::: THE DATA

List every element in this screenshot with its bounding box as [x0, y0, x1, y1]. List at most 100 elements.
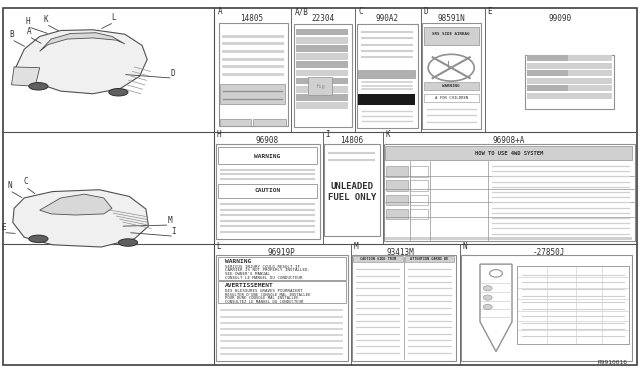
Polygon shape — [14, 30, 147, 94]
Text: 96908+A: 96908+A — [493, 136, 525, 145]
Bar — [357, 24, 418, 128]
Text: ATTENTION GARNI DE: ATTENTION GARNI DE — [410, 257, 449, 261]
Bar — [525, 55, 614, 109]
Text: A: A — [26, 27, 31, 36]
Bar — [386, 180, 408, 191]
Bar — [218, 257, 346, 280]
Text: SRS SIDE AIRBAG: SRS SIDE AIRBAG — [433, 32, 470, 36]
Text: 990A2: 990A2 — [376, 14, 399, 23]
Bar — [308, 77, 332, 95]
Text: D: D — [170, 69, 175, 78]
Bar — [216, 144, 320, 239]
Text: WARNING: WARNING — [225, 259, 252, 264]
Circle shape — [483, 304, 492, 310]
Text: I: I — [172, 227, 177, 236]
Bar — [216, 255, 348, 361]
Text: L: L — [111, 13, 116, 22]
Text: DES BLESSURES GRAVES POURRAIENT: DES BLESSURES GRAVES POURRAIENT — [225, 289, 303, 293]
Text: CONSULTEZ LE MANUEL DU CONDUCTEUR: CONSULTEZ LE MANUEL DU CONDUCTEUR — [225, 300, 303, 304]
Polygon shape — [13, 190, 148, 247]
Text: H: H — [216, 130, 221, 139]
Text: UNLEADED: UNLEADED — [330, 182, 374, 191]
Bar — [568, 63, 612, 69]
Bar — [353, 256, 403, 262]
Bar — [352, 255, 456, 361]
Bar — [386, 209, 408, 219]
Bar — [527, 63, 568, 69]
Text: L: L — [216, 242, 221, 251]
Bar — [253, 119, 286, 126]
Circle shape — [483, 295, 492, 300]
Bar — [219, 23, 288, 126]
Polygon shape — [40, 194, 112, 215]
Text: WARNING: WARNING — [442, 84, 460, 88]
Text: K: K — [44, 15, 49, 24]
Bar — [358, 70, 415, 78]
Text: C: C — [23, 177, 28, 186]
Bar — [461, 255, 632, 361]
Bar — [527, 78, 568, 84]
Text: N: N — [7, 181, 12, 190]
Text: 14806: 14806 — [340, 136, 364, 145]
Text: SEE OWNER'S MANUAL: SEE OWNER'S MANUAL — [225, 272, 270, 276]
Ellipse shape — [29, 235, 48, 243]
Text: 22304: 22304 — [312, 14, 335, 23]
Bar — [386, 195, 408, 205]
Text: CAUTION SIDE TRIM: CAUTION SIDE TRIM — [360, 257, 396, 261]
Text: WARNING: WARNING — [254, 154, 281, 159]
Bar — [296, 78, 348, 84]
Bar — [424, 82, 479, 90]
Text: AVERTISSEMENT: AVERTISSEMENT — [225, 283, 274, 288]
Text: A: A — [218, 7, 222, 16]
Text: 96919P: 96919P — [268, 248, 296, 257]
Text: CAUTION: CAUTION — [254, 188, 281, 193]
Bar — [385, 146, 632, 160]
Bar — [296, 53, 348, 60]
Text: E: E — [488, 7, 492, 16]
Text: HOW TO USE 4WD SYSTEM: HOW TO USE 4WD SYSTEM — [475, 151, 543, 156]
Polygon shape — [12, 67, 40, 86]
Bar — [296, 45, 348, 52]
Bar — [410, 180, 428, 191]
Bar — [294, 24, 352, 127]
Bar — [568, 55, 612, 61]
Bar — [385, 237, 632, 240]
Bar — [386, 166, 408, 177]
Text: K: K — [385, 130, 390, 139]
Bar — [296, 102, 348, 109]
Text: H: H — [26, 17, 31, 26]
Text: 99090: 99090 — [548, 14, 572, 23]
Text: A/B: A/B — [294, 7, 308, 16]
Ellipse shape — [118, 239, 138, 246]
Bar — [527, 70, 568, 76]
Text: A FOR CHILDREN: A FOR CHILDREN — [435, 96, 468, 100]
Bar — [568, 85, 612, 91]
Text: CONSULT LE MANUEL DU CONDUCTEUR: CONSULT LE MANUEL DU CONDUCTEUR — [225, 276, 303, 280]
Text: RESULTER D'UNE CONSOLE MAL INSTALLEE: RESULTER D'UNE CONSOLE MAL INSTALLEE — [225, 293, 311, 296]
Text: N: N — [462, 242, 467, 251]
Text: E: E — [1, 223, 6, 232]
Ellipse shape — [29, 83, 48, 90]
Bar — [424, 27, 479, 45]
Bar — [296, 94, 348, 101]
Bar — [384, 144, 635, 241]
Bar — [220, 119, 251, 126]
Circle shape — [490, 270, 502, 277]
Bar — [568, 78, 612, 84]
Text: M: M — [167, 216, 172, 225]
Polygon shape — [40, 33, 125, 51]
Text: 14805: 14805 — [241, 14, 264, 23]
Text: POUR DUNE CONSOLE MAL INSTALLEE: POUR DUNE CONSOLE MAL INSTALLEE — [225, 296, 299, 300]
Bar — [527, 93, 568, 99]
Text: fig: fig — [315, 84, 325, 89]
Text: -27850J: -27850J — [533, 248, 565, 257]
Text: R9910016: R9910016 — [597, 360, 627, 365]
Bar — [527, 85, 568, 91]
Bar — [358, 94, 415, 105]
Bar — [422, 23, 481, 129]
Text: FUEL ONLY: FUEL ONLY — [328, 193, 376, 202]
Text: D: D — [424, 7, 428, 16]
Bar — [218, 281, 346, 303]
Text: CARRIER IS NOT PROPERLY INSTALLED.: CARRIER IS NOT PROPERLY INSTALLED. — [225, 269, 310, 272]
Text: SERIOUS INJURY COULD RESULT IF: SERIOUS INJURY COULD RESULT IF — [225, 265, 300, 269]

::::::

**WRITTEN PROBLEM**
Copy out, line for line, the part of the data above that opens with the line containing "Polygon shape — [14, 30, 147, 94]" and closes with the line containing "Text: WARNING: WARNING — [225, 259, 252, 264]", both included.

**CORRECT RESPONSE**
Polygon shape — [14, 30, 147, 94]
Text: 96908+A: 96908+A — [493, 136, 525, 145]
Bar — [357, 24, 418, 128]
Text: ATTENTION GARNI DE: ATTENTION GARNI DE — [410, 257, 449, 261]
Bar — [525, 55, 614, 109]
Text: A: A — [26, 27, 31, 36]
Bar — [386, 180, 408, 191]
Bar — [218, 257, 346, 280]
Text: SRS SIDE AIRBAG: SRS SIDE AIRBAG — [433, 32, 470, 36]
Text: 990A2: 990A2 — [376, 14, 399, 23]
Bar — [308, 77, 332, 95]
Text: D: D — [170, 69, 175, 78]
Bar — [216, 144, 320, 239]
Text: WARNING: WARNING — [225, 259, 252, 264]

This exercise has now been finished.